▸ **WHAT THIS TASK INVOLVES**
Quote all entries in full, exactly.
-*-
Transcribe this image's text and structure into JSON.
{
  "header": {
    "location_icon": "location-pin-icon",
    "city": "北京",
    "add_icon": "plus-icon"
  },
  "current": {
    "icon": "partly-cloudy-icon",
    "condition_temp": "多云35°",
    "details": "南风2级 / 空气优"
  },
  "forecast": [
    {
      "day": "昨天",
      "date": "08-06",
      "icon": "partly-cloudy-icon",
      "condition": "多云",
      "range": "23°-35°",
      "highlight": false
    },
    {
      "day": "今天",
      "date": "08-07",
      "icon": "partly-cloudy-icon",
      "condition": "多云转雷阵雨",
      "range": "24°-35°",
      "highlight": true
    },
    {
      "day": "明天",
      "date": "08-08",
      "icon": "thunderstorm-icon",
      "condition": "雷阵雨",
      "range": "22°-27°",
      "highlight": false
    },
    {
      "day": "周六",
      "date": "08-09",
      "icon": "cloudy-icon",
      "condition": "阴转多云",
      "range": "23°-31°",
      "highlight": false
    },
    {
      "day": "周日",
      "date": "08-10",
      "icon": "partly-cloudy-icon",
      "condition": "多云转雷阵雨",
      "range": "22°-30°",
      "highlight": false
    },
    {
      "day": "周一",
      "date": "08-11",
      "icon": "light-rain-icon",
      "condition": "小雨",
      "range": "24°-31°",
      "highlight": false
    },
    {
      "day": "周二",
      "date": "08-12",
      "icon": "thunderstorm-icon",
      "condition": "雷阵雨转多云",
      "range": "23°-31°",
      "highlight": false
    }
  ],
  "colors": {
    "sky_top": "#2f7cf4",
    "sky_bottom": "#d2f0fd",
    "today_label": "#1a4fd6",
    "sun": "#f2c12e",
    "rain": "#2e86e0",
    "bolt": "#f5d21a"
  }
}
-*-
▸ **ANSWER FOR THE TASK**
Transcribe this image's text and structure into JSON.
{
  "header": {
    "location_icon": "location-pin-icon",
    "city": "北京",
    "add_icon": "plus-icon"
  },
  "current": {
    "icon": "partly-cloudy-icon",
    "condition_temp": "多云35°",
    "details": "南风2级 / 空气优"
  },
  "forecast": [
    {
      "day": "昨天",
      "date": "08-06",
      "icon": "partly-cloudy-icon",
      "condition": "多云",
      "range": "23°-35°",
      "highlight": false
    },
    {
      "day": "今天",
      "date": "08-07",
      "icon": "partly-cloudy-icon",
      "condition": "多云转雷阵雨",
      "range": "24°-35°",
      "highlight": true
    },
    {
      "day": "明天",
      "date": "08-08",
      "icon": "thunderstorm-icon",
      "condition": "雷阵雨",
      "range": "22°-27°",
      "highlight": false
    },
    {
      "day": "周六",
      "date": "08-09",
      "icon": "cloudy-icon",
      "condition": "阴转多云",
      "range": "23°-31°",
      "highlight": false
    },
    {
      "day": "周日",
      "date": "08-10",
      "icon": "partly-cloudy-icon",
      "condition": "多云转雷阵雨",
      "range": "22°-30°",
      "highlight": false
    },
    {
      "day": "周一",
      "date": "08-11",
      "icon": "light-rain-icon",
      "condition": "小雨",
      "range": "24°-31°",
      "highlight": false
    },
    {
      "day": "周二",
      "date": "08-12",
      "icon": "thunderstorm-icon",
      "condition": "雷阵雨转多云",
      "range": "23°-31°",
      "highlight": false
    }
  ],
  "colors": {
    "sky_top": "#2f7cf4",
    "sky_bottom": "#d2f0fd",
    "today_label": "#1a4fd6",
    "sun": "#f2c12e",
    "rain": "#2e86e0",
    "bolt": "#f5d21a"
  }
}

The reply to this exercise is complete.